### AIM
Records follow. Select each line holding "关于我们".
═══ DATA SUPPLIED
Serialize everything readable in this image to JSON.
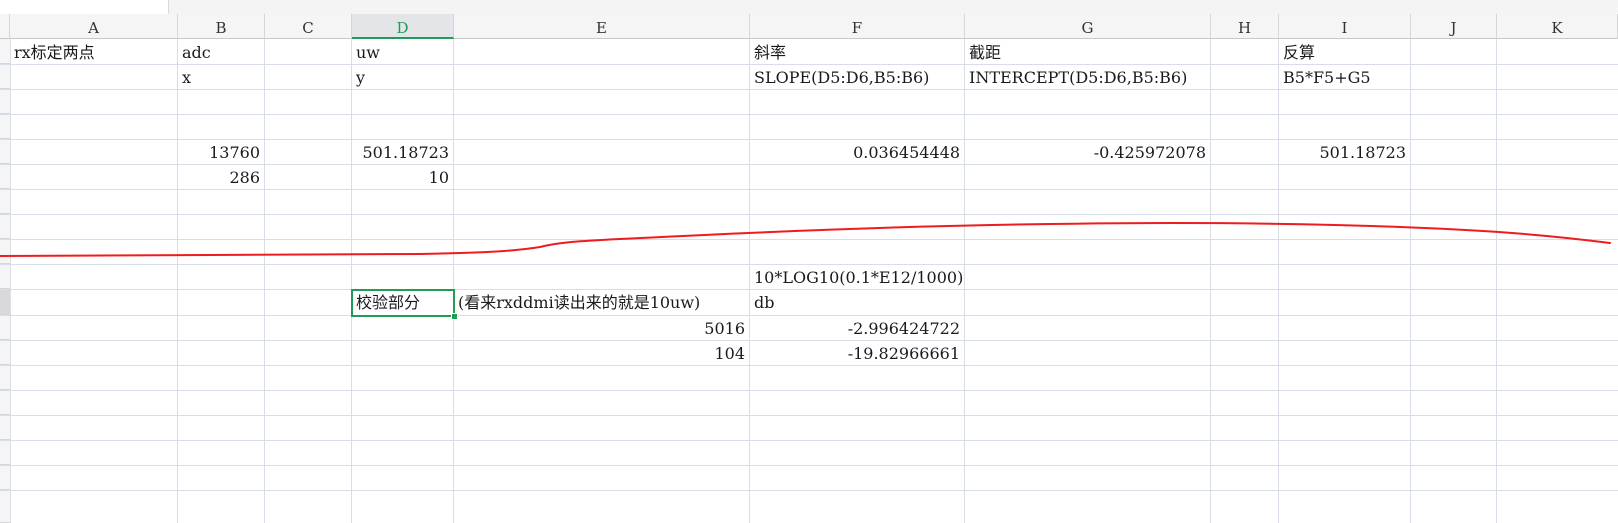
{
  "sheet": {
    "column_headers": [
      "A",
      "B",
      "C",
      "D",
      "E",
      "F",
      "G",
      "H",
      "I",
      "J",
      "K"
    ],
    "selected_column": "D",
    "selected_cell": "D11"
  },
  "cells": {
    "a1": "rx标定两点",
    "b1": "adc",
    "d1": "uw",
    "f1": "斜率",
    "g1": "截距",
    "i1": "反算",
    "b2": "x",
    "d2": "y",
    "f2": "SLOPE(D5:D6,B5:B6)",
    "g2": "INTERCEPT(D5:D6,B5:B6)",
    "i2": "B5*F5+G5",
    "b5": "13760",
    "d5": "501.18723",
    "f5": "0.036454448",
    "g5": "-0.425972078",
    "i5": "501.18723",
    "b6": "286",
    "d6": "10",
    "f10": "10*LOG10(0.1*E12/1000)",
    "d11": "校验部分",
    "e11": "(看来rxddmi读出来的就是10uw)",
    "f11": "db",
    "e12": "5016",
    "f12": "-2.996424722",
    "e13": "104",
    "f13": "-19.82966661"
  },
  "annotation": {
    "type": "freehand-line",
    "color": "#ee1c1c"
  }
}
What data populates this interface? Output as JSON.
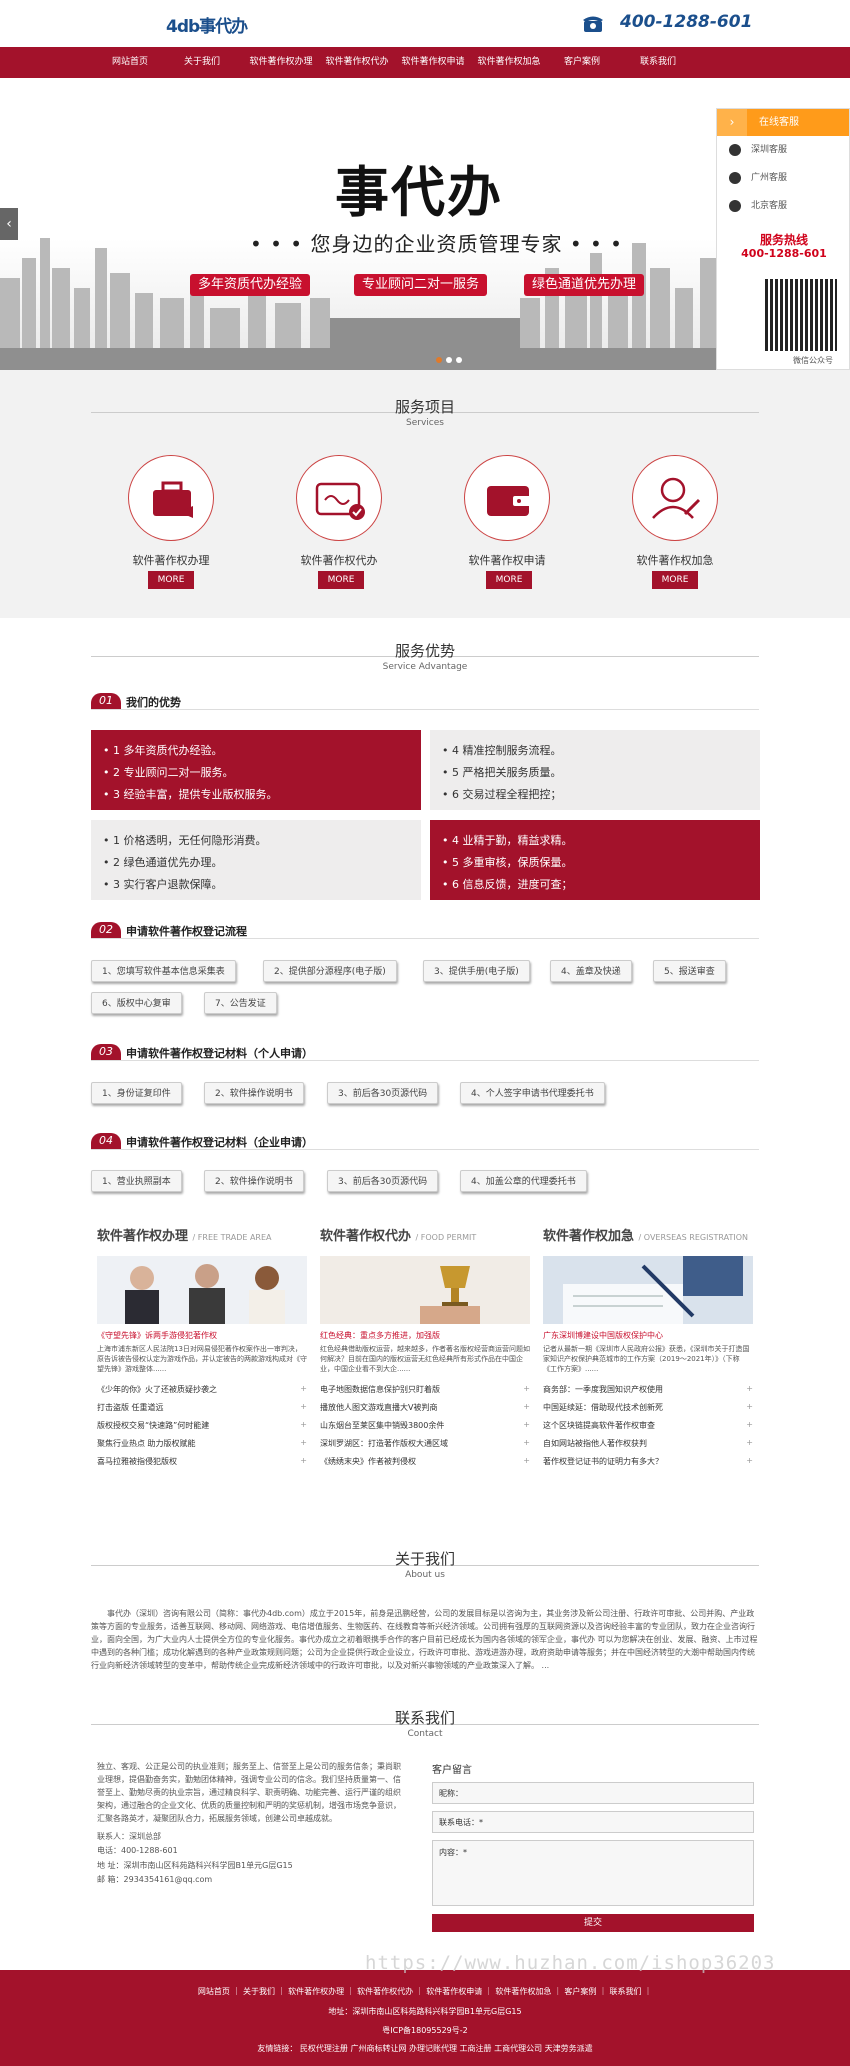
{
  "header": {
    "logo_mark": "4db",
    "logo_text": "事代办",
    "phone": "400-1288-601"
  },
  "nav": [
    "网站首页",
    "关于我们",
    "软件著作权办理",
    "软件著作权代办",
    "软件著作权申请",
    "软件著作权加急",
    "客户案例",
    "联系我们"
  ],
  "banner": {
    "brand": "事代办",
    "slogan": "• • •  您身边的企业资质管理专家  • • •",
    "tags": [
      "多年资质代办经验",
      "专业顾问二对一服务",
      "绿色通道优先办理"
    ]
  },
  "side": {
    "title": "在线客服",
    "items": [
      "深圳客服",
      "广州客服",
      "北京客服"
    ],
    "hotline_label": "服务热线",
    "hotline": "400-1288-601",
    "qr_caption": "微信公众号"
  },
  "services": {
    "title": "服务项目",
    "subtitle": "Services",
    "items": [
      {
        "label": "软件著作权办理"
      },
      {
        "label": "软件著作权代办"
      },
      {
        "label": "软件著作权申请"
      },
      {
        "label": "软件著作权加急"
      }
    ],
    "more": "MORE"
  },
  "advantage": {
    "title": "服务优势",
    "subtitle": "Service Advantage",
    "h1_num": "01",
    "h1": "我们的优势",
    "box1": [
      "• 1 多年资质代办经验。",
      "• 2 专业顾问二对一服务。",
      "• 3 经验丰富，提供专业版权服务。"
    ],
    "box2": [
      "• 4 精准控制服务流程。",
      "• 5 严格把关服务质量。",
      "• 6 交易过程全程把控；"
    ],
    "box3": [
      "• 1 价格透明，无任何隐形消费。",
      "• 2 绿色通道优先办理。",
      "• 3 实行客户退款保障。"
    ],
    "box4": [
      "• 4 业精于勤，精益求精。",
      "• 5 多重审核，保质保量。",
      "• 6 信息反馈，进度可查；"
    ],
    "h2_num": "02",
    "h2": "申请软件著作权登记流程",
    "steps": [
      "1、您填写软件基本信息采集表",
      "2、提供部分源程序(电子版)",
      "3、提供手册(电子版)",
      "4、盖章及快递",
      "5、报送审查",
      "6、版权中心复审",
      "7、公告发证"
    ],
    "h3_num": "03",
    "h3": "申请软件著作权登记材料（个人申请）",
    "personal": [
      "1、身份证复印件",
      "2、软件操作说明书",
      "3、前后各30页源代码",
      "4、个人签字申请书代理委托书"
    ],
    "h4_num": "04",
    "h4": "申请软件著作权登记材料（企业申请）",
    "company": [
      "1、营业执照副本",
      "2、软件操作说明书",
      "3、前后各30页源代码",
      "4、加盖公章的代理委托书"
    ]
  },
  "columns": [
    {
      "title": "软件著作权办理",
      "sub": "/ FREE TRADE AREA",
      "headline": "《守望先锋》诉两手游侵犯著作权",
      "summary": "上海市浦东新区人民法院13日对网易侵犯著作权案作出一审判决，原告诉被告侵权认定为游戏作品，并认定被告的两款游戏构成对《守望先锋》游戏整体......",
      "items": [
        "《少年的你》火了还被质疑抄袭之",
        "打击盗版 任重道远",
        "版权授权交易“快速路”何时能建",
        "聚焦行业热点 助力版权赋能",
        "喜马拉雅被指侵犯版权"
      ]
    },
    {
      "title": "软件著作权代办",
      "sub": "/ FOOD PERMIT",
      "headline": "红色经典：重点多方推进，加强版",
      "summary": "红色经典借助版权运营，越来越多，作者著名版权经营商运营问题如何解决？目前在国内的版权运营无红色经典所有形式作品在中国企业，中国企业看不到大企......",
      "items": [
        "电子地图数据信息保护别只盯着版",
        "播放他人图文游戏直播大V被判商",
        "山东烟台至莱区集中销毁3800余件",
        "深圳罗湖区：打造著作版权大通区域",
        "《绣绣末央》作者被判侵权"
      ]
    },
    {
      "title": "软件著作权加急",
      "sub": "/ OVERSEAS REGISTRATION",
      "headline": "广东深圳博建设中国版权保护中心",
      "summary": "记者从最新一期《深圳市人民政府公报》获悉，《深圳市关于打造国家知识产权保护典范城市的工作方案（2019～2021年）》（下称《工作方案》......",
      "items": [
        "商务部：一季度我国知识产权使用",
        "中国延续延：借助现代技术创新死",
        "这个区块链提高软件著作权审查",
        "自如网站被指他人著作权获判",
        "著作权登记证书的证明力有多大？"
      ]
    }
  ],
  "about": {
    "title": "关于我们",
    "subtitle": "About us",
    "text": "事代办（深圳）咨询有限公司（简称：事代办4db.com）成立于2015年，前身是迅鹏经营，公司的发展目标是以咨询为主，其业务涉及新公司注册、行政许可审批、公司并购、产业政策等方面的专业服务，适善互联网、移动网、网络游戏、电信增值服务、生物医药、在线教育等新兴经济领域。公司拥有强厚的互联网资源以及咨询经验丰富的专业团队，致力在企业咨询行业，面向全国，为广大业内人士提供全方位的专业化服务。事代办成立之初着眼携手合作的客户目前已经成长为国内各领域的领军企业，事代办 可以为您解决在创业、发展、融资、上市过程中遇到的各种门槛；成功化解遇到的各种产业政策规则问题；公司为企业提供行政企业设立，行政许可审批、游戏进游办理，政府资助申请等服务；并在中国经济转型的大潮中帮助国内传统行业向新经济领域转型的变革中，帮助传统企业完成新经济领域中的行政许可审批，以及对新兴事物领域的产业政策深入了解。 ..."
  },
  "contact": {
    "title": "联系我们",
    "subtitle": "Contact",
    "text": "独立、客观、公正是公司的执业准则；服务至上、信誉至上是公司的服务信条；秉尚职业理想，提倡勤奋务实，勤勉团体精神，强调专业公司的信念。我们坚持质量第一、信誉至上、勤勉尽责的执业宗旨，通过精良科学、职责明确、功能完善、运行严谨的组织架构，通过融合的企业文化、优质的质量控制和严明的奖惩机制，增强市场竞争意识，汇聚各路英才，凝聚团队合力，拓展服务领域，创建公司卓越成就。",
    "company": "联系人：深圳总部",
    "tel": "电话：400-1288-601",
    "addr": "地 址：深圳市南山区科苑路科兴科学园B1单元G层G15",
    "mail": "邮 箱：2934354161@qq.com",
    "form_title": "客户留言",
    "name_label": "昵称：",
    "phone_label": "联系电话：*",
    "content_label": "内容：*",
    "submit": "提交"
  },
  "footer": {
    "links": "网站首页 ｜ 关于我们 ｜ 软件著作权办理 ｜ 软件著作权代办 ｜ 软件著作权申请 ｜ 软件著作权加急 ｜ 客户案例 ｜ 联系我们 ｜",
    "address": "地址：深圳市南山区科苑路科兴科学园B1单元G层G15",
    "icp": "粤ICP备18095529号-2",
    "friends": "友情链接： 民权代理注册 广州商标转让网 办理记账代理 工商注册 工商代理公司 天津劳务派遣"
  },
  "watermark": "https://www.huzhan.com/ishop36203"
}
══════
### WRITTEN SOLUTION
    "关于我们",
    "title": "关于我们",
    "links": "网站首页 ｜ 关于我们 ｜ 软件著作权办理 ｜ 软件著作权代办 ｜ 软件著作权申请 ｜ 软件著作权加急 ｜ 客户案例 ｜ 联系我们 ｜",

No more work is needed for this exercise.